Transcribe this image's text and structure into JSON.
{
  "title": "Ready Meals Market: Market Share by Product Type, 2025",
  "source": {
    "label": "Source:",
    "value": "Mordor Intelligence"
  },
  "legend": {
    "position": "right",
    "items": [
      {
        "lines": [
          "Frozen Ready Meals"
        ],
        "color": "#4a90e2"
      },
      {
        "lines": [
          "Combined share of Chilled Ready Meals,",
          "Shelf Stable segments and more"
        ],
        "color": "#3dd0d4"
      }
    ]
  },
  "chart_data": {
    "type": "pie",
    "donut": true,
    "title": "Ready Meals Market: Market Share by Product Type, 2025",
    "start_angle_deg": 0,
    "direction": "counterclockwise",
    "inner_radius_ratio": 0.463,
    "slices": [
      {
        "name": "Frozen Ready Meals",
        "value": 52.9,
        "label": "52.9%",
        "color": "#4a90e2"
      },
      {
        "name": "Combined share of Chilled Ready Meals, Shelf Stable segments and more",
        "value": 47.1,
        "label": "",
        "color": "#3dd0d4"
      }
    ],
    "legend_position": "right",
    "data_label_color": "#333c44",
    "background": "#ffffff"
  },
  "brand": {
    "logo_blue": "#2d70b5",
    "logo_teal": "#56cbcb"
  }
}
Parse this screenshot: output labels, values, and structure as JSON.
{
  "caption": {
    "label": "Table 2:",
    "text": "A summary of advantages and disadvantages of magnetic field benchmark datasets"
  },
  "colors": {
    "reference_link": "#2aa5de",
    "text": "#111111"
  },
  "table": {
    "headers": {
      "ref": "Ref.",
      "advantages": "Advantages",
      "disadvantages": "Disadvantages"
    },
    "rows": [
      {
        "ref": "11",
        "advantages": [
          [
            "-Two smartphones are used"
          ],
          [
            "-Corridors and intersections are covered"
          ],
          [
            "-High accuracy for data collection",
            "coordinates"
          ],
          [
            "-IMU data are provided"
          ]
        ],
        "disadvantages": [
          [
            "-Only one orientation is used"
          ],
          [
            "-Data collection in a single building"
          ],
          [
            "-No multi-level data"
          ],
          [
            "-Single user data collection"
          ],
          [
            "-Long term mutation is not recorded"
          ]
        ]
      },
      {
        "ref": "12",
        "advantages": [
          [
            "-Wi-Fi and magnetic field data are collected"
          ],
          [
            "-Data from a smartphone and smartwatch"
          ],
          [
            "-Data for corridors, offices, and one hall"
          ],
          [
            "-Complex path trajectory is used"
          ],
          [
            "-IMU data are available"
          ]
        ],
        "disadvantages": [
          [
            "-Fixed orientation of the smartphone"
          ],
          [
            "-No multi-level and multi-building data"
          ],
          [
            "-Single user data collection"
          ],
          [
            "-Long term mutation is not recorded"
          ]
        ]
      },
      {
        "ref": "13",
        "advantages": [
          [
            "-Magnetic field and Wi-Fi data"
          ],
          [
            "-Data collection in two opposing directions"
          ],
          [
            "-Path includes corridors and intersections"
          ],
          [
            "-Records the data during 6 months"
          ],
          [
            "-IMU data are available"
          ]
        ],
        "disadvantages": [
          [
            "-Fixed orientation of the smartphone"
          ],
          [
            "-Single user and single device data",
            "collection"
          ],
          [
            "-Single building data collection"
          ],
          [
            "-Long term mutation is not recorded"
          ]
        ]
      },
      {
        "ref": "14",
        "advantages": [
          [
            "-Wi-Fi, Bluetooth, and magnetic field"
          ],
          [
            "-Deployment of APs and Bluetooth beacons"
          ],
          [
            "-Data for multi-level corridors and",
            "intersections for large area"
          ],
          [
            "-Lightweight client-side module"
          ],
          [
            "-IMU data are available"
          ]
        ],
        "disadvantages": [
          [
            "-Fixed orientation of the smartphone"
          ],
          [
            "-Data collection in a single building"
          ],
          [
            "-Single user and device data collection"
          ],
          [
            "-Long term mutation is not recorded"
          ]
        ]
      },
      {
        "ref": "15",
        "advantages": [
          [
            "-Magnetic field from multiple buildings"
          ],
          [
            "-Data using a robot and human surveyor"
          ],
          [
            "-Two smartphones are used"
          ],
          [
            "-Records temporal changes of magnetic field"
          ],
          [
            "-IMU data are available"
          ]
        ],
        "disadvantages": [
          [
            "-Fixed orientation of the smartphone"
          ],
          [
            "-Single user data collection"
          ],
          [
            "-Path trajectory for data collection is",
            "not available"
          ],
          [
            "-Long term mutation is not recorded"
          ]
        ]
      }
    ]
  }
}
□ □ □ □
Copy out each record, keeping every word as it is.

Transcribe this image's text and structure into JSON.
{
  "title": "Ready Meals Market: Market Share by Product Type, 2025",
  "source": {
    "label": "Source:",
    "value": "Mordor Intelligence"
  },
  "legend": {
    "position": "right",
    "items": [
      {
        "lines": [
          "Frozen Ready Meals"
        ],
        "color": "#4a90e2"
      },
      {
        "lines": [
          "Combined share of Chilled Ready Meals,",
          "Shelf Stable segments and more"
        ],
        "color": "#3dd0d4"
      }
    ]
  },
  "chart_data": {
    "type": "pie",
    "donut": true,
    "title": "Ready Meals Market: Market Share by Product Type, 2025",
    "start_angle_deg": 0,
    "direction": "counterclockwise",
    "inner_radius_ratio": 0.463,
    "slices": [
      {
        "name": "Frozen Ready Meals",
        "value": 52.9,
        "label": "52.9%",
        "color": "#4a90e2"
      },
      {
        "name": "Combined share of Chilled Ready Meals, Shelf Stable segments and more",
        "value": 47.1,
        "label": "",
        "color": "#3dd0d4"
      }
    ],
    "legend_position": "right",
    "data_label_color": "#333c44",
    "background": "#ffffff"
  },
  "brand": {
    "logo_blue": "#2d70b5",
    "logo_teal": "#56cbcb"
  }
}
Parse this screenshot: output labels, values, and structure as JSON.
{
  "caption": {
    "label": "Table 2:",
    "text": "A summary of advantages and disadvantages of magnetic field benchmark datasets"
  },
  "colors": {
    "reference_link": "#2aa5de",
    "text": "#111111"
  },
  "table": {
    "headers": {
      "ref": "Ref.",
      "advantages": "Advantages",
      "disadvantages": "Disadvantages"
    },
    "rows": [
      {
        "ref": "11",
        "advantages": [
          [
            "-Two smartphones are used"
          ],
          [
            "-Corridors and intersections are covered"
          ],
          [
            "-High accuracy for data collection",
            "coordinates"
          ],
          [
            "-IMU data are provided"
          ]
        ],
        "disadvantages": [
          [
            "-Only one orientation is used"
          ],
          [
            "-Data collection in a single building"
          ],
          [
            "-No multi-level data"
          ],
          [
            "-Single user data collection"
          ],
          [
            "-Long term mutation is not recorded"
          ]
        ]
      },
      {
        "ref": "12",
        "advantages": [
          [
            "-Wi-Fi and magnetic field data are collected"
          ],
          [
            "-Data from a smartphone and smartwatch"
          ],
          [
            "-Data for corridors, offices, and one hall"
          ],
          [
            "-Complex path trajectory is used"
          ],
          [
            "-IMU data are available"
          ]
        ],
        "disadvantages": [
          [
            "-Fixed orientation of the smartphone"
          ],
          [
            "-No multi-level and multi-building data"
          ],
          [
            "-Single user data collection"
          ],
          [
            "-Long term mutation is not recorded"
          ]
        ]
      },
      {
        "ref": "13",
        "advantages": [
          [
            "-Magnetic field and Wi-Fi data"
          ],
          [
            "-Data collection in two opposing directions"
          ],
          [
            "-Path includes corridors and intersections"
          ],
          [
            "-Records the data during 6 months"
          ],
          [
            "-IMU data are available"
          ]
        ],
        "disadvantages": [
          [
            "-Fixed orientation of the smartphone"
          ],
          [
            "-Single user and single device data",
            "collection"
          ],
          [
            "-Single building data collection"
          ],
          [
            "-Long term mutation is not recorded"
          ]
        ]
      },
      {
        "ref": "14",
        "advantages": [
          [
            "-Wi-Fi, Bluetooth, and magnetic field"
          ],
          [
            "-Deployment of APs and Bluetooth beacons"
          ],
          [
            "-Data for multi-level corridors and",
            "intersections for large area"
          ],
          [
            "-Lightweight client-side module"
          ],
          [
            "-IMU data are available"
          ]
        ],
        "disadvantages": [
          [
            "-Fixed orientation of the smartphone"
          ],
          [
            "-Data collection in a single building"
          ],
          [
            "-Single user and device data collection"
          ],
          [
            "-Long term mutation is not recorded"
          ]
        ]
      },
      {
        "ref": "15",
        "advantages": [
          [
            "-Magnetic field from multiple buildings"
          ],
          [
            "-Data using a robot and human surveyor"
          ],
          [
            "-Two smartphones are used"
          ],
          [
            "-Records temporal changes of magnetic field"
          ],
          [
            "-IMU data are available"
          ]
        ],
        "disadvantages": [
          [
            "-Fixed orientation of the smartphone"
          ],
          [
            "-Single user data collection"
          ],
          [
            "-Path trajectory for data collection is",
            "not available"
          ],
          [
            "-Long term mutation is not recorded"
          ]
        ]
      }
    ]
  }
}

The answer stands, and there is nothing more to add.